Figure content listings
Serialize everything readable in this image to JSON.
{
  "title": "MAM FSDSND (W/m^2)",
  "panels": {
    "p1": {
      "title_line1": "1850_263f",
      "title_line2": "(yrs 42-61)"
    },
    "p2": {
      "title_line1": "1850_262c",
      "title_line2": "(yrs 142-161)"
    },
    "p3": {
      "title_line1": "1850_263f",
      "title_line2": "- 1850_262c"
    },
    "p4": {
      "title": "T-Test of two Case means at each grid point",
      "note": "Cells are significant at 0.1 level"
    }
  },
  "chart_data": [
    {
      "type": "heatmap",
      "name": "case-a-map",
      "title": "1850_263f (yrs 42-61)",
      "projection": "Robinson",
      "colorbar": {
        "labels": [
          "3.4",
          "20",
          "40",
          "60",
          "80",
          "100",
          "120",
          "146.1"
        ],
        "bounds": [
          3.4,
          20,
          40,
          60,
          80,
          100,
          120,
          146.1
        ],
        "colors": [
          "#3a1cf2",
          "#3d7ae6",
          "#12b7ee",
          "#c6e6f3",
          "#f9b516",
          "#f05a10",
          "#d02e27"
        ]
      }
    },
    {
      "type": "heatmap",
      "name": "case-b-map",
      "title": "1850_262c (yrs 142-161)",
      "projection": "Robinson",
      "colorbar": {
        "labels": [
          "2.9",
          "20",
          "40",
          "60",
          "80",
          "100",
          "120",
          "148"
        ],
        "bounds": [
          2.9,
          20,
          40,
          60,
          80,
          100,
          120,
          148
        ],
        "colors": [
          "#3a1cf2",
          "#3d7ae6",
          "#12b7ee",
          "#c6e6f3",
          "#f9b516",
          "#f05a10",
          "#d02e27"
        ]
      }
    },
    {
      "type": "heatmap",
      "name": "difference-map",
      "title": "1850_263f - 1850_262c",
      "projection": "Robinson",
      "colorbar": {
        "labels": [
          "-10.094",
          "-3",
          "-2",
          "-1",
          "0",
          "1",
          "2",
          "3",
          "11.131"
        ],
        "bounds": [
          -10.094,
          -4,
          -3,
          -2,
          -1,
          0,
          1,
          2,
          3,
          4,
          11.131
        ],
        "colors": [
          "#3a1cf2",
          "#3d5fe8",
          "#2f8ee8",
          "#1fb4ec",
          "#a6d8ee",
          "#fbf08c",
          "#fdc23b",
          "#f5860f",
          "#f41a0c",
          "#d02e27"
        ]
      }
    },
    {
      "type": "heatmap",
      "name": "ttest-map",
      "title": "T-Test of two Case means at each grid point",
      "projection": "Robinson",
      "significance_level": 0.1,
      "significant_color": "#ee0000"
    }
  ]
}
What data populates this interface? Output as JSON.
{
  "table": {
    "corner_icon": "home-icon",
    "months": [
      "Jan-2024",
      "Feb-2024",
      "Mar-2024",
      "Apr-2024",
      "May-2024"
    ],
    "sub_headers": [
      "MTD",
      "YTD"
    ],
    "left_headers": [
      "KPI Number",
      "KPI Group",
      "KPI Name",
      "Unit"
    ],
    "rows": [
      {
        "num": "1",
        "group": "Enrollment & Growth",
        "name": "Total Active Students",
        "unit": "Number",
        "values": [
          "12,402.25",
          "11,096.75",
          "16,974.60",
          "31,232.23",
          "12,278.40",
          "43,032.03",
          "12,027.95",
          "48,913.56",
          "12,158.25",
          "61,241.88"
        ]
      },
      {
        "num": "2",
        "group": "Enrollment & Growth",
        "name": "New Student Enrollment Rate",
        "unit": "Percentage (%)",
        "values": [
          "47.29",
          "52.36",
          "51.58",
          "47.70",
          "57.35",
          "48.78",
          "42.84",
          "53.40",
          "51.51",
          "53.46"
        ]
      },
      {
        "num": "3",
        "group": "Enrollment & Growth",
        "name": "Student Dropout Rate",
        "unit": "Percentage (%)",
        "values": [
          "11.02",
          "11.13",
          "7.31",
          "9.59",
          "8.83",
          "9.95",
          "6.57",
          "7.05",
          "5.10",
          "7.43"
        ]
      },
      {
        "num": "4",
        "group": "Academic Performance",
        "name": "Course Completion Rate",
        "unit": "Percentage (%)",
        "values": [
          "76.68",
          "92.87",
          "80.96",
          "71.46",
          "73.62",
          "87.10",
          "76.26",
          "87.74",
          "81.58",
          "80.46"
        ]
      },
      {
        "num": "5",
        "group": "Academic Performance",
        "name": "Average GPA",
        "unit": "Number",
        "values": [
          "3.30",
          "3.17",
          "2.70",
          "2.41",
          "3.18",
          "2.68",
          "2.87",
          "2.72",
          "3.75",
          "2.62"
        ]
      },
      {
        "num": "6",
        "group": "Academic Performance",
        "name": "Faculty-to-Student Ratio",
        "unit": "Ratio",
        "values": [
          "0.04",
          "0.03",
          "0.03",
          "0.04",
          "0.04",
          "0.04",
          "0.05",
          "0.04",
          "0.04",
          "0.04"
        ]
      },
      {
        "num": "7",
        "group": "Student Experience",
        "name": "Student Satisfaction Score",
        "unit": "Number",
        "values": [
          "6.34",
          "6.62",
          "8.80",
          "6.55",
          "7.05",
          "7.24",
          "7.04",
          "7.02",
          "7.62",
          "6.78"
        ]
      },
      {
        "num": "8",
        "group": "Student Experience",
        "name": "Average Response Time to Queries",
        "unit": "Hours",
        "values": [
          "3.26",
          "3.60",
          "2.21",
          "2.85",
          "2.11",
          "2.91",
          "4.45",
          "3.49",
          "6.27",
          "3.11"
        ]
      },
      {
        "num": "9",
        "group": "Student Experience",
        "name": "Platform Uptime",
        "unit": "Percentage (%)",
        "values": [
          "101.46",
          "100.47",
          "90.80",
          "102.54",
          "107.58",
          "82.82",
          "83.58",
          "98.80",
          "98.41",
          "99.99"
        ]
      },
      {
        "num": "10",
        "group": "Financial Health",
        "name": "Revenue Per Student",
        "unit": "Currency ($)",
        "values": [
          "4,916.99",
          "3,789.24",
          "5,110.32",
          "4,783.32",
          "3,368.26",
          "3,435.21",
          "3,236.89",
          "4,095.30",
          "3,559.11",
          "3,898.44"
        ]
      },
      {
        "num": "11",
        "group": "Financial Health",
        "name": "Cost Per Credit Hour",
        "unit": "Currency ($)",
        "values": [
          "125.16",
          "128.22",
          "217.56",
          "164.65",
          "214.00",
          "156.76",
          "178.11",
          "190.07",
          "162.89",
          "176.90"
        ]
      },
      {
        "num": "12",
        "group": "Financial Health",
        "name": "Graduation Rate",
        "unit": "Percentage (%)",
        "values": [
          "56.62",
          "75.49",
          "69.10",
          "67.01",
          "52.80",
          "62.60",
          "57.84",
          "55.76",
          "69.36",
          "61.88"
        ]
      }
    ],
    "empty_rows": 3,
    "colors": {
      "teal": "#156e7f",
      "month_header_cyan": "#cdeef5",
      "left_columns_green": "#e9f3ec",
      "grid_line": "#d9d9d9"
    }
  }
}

...

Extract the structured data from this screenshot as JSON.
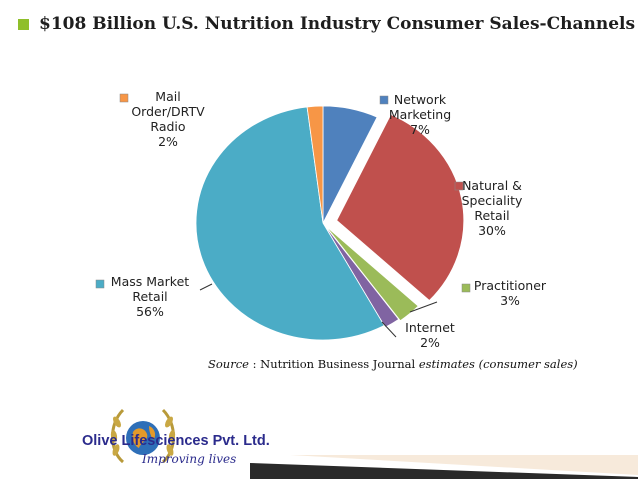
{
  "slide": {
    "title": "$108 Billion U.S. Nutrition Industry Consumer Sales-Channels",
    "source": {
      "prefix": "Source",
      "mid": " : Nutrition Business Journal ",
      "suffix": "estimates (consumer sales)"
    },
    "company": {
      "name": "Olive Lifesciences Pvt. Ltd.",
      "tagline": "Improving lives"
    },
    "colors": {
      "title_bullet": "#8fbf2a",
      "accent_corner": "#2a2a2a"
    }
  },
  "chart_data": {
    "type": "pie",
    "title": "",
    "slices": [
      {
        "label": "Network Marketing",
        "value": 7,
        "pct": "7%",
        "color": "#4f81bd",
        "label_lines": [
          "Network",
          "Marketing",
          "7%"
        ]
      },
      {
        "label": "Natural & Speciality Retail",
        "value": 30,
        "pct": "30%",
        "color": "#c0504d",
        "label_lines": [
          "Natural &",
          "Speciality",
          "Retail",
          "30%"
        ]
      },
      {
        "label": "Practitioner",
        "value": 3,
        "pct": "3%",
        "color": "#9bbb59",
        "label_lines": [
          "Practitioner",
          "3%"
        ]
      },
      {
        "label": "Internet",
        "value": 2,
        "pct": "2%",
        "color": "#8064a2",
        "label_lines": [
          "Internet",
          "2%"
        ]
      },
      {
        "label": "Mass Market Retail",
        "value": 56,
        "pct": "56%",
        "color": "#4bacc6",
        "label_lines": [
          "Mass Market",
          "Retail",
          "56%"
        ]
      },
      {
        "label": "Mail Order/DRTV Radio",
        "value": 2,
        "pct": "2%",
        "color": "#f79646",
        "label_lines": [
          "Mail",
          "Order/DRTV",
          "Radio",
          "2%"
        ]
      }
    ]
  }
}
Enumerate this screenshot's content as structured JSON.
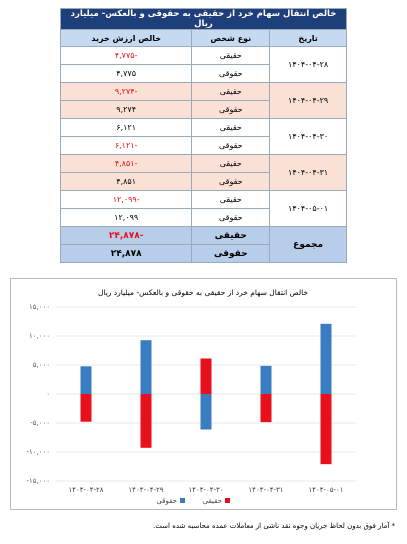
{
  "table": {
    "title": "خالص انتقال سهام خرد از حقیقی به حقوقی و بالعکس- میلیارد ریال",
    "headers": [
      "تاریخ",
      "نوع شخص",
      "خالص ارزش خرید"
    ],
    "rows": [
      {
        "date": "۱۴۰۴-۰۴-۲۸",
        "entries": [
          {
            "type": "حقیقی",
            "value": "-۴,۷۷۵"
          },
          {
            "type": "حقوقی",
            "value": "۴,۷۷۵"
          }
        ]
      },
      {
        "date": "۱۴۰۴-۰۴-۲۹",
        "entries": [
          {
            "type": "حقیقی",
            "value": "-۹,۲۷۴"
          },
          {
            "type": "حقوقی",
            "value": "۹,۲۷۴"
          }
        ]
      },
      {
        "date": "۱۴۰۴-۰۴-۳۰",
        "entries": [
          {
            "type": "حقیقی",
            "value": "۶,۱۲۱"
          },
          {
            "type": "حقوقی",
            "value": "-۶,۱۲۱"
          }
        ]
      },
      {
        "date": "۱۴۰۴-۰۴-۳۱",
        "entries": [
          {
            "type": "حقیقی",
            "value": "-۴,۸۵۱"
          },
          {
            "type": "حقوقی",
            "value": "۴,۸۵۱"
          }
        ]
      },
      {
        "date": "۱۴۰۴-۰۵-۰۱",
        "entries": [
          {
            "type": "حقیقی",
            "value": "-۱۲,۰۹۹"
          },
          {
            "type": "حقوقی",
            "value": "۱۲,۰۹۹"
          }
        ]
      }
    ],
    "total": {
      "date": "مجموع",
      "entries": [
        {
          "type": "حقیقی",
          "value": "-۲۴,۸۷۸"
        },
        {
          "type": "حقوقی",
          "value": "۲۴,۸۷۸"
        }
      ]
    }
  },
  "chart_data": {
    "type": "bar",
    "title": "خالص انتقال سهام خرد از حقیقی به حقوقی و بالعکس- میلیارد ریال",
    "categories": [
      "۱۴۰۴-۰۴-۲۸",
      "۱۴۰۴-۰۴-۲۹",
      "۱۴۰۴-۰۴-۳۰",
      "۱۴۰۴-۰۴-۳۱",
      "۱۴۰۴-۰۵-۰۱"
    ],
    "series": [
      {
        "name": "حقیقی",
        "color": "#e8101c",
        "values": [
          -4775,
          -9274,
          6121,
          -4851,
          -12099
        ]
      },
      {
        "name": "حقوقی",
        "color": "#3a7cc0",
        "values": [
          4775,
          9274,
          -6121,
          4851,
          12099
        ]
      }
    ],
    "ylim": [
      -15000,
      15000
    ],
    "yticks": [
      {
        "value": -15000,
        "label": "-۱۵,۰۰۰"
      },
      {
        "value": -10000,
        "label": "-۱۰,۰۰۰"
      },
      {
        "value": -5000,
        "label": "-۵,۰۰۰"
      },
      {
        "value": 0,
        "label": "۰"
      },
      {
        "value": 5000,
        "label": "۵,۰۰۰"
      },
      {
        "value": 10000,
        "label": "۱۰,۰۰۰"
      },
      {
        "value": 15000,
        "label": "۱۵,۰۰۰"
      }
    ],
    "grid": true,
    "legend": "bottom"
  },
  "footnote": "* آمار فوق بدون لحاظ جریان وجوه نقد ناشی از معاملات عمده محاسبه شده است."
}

▶ TO DO: In the entries above, count every line containing the word "screenshot". Write only the total.

▶ REPLY: 2